Text »
------
My Quarter-Life Crisis: I Wanna Be A Grown Woman Too!
“You know you’re about to be grown, right? You are grown at 25, but when you turn 26 this month, that’s really it. Next is 30!”
My dear, dear, blunt friend told me that this morning. And while she smiled and went on her way, I was left with the nerve she hit. Not the last one, thankfully, but if I’m not careful I may only have a few left! Between wrestling through childhood struggles, figuring out what I want to do with my life, and being reminded of my singleness by all the weddings and baby showers, this past year I’ve been having a quarter-life crisis! And from the texts I get from my friends, I see I’m not alone.
I remember going to college full of hopes and dreams for my future, and graduating with a head full of doubt. Four years later, while I’ve had the opportunity to work with some talented people and had a great deal of fun along the way and still am, I often wonder whether I’ll ever get anywhere near where I dreamed I’d be in life. I’m getting to do what I love (writing) by way of different platforms, but doing what you love doesn’t always pay the bills. Every now and then I find myself on Indeed.com considering applying for a full-time job somewhere I don’t want to work, so that I can stop living the life of a starving artist with supportive parents. I want to be able to pay my bills, give gracefully to my church and other organizations, save, shop, eat good and travel like other grown folks. Well, I do some of that now, but I want to be able to without praying for a freelance or babysitting gig afterwards to make up for the money I just spent treating myself. I want to live comfortably. But I also want to do what I love. Is that asking too much? I mean who buys cake not to eat it too?
------
Source excerpt »

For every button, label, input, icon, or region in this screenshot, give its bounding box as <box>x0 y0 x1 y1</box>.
------
List of tasks »
1 > Decide whether each statement agrees with the quarter-life crisis essay. Answer yes or no for each and quote the deciding words. (a) The friend says a person is grown at 25. (b) The writer left college feeling confident about the future. (c) The writer turns 26 this month.
2 > List every activity the writer of the quarter-life crisis essay says she wants to be able to do "like other grown folks."
3 > In the quarter-life crisis essay, on which website does the writer sometimes look at full-time jobs?

Completed exercise »
1 >
(a) Yes: "You are grown at 25"
(b) No: "graduating with a head full of doubt"
(c) Yes: "when you turn 26 this month"

2 >
- Pay my bills
- Give gracefully to my church and other organizations
- Save
- Shop
- Eat good
- Travel

3 > Indeed.com